[Items from a dataset]
^^^^
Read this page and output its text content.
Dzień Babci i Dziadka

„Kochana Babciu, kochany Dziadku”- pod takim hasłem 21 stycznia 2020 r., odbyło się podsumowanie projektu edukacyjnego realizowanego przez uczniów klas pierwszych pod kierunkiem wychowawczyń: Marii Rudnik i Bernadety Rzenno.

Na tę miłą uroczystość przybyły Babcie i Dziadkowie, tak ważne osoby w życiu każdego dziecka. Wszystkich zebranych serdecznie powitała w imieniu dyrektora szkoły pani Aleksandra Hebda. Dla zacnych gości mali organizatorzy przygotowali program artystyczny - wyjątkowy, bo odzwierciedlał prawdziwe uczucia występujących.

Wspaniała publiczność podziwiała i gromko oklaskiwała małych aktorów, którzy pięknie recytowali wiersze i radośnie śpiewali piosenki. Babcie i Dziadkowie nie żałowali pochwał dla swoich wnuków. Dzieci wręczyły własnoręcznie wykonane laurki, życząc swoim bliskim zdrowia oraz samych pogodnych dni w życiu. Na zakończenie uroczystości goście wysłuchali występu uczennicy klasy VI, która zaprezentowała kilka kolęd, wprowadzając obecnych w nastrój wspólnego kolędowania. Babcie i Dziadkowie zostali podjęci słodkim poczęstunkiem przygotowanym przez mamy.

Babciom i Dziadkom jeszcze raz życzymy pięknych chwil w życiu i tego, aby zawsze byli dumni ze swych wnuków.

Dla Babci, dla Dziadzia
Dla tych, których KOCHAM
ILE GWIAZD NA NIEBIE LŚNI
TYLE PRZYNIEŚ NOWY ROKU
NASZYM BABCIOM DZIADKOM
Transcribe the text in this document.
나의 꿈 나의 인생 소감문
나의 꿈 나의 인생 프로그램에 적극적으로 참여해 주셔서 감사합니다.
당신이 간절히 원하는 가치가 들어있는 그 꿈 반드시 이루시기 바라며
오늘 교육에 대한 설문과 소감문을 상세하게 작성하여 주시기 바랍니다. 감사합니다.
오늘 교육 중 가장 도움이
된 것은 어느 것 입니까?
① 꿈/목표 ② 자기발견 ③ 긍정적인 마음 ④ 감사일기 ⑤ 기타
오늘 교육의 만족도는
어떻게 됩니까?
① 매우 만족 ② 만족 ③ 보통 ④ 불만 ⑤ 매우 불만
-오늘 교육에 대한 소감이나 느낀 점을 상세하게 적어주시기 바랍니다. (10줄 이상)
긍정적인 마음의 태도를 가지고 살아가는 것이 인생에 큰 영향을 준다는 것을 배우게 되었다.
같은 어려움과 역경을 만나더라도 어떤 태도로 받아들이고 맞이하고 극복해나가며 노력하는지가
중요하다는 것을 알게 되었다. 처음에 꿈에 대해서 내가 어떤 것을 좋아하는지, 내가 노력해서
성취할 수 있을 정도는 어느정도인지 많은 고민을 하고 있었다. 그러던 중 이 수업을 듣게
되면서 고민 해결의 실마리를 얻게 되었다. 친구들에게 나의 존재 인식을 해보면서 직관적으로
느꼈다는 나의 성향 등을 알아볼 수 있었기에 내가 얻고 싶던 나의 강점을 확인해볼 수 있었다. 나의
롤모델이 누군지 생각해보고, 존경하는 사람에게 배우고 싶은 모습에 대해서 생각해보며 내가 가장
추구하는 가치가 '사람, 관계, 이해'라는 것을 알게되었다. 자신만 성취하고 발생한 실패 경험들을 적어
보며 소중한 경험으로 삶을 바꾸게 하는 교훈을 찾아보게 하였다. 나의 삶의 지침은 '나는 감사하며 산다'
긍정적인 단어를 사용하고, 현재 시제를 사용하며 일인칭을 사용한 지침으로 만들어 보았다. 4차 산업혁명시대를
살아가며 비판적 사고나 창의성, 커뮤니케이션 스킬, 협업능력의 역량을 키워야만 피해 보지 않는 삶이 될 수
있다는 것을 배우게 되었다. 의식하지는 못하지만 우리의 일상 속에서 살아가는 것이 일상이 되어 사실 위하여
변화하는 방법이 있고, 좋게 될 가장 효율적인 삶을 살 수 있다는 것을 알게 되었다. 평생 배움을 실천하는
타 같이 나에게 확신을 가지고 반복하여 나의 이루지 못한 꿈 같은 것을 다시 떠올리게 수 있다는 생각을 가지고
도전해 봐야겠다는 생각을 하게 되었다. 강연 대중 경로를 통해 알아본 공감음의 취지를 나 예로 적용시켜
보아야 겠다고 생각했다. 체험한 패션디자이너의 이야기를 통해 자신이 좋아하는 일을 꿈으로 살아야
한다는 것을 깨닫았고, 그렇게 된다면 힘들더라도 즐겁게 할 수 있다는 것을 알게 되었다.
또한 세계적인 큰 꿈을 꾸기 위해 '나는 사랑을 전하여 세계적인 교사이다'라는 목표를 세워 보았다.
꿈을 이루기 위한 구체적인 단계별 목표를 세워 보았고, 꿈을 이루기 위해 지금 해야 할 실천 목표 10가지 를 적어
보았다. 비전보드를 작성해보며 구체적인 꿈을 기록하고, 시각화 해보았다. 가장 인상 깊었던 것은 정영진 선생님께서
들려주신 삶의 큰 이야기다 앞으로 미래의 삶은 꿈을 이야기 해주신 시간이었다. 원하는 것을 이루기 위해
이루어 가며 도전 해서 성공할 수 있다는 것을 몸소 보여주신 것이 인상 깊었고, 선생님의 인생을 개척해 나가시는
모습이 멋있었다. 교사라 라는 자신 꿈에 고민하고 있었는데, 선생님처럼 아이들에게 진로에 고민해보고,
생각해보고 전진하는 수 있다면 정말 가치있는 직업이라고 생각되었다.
^^^^
YOUR GOAL: Search the data for "this". Copy every matching line.

FULL SOLUTION:
Read this page and output its text content.
Transcribe the text in this document.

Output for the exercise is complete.